Set task. Identify all lines of the data containing the string "Развитие" and copy them.

--- --- ---

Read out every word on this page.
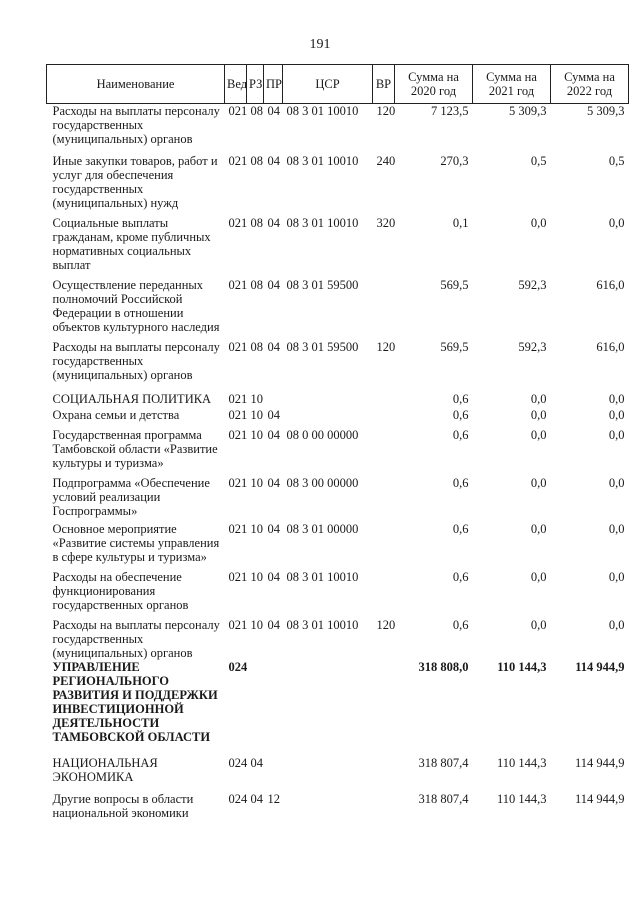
191
Наименование	Вед	РЗ	ПР	ЦСР	ВР	Сумма на 2020 год	Сумма на 2021 год	Сумма на 2022 год
Расходы на выплаты персоналу государственных (муниципальных) органов	021	08	04	08 3 01 10010	120	7 123,5	5 309,3	5 309,3
Иные закупки товаров, работ и услуг для обеспечения государственных (муниципальных) нужд	021	08	04	08 3 01 10010	240	270,3	0,5	0,5
Социальные выплаты гражданам, кроме публичных нормативных социальных выплат	021	08	04	08 3 01 10010	320	0,1	0,0	0,0
Осуществление переданных полномочий Российской Федерации в отношении объектов культурного наследия	021	08	04	08 3 01 59500		569,5	592,3	616,0
Расходы на выплаты персоналу государственных (муниципальных) органов	021	08	04	08 3 01 59500	120	569,5	592,3	616,0
СОЦИАЛЬНАЯ ПОЛИТИКА	021	10				0,6	0,0	0,0
Охрана семьи и детства	021	10	04			0,6	0,0	0,0
Государственная программа Тамбовской области «Развитие культуры и туризма»	021	10	04	08 0 00 00000		0,6	0,0	0,0
Подпрограмма «Обеспечение условий реализации Госпрограммы»	021	10	04	08 3 00 00000		0,6	0,0	0,0
Основное мероприятие «Развитие системы управления в сфере культуры и туризма»	021	10	04	08 3 01 00000		0,6	0,0	0,0
Расходы на обеспечение функционирования государственных органов	021	10	04	08 3 01 10010		0,6	0,0	0,0
Расходы на выплаты персоналу государственных (муниципальных) органов	021	10	04	08 3 01 10010	120	0,6	0,0	0,0
УПРАВЛЕНИЕ РЕГИОНАЛЬНОГО РАЗВИТИЯ И ПОДДЕРЖКИ ИНВЕСТИЦИОННОЙ ДЕЯТЕЛЬНОСТИ ТАМБОВСКОЙ ОБЛАСТИ	024					318 808,0	110 144,3	114 944,9
НАЦИОНАЛЬНАЯ ЭКОНОМИКА	024	04				318 807,4	110 144,3	114 944,9
Другие вопросы в области национальной экономики	024	04	12			318 807,4	110 144,3	114 944,9
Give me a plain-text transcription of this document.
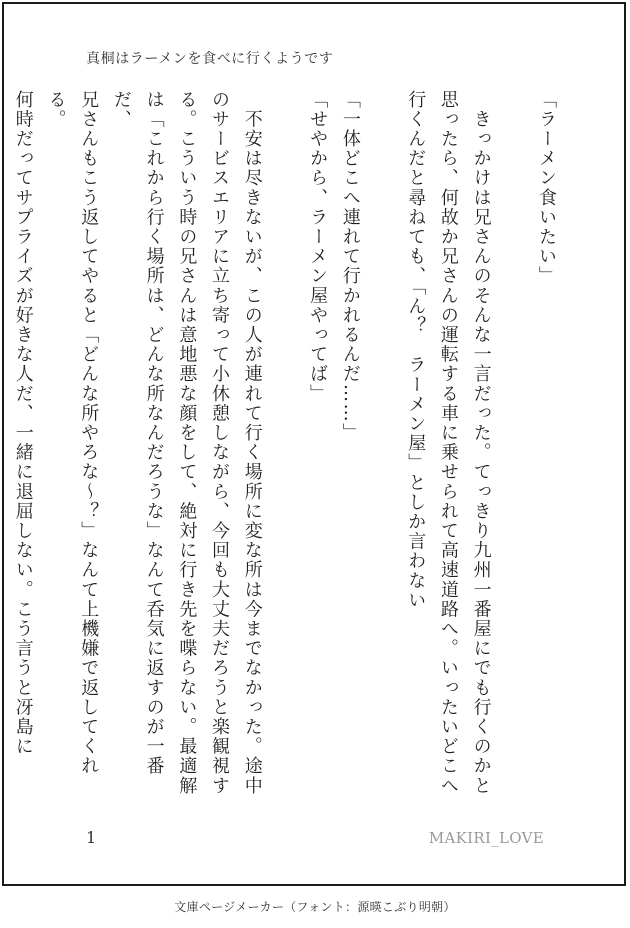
真桐はラーメンを食べに行くようです

「ラーメン食いたい」

　きっかけは兄さんのそんな一言だった。てっきり九州一番屋にでも行くのかと

思ったら、何故か兄さんの運転する車に乗せられて高速道路へ。いったいどこへ

行くんだと尋ねても、「ん？　ラーメン屋」としか言わない

「一体どこへ連れて行かれるんだ……」

「せやから、ラーメン屋やってば」

　不安は尽きないが、この人が連れて行く場所に変な所は今までなかった。途中

のサービスエリアに立ち寄って小休憩しながら、今回も大丈夫だろうと楽観視す

る。こういう時の兄さんは意地悪な顔をして、絶対に行き先を喋らない。最適解

は「これから行く場所は、どんな所なんだろうな」なんて呑気に返すのが一番だ、

兄さんもこう返してやると「どんな所やろな〜？」なんて上機嫌で返してくれる。

何時だってサプライズが好きな人だ、一緒に退屈しない。こう言うと冴島に

1	MAKIRI_LOVE
文庫ページメーカー（フォント：源暎こぶり明朝）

--- --- ---

Answer below.
Государственная программа Тамбовской области «Развитие культуры и туризма»	021	10	04	08 0 00 00000		0,6	0,0	0,0
Основное мероприятие «Развитие системы управления в сфере культуры и туризма»	021	10	04	08 3 01 00000		0,6	0,0	0,0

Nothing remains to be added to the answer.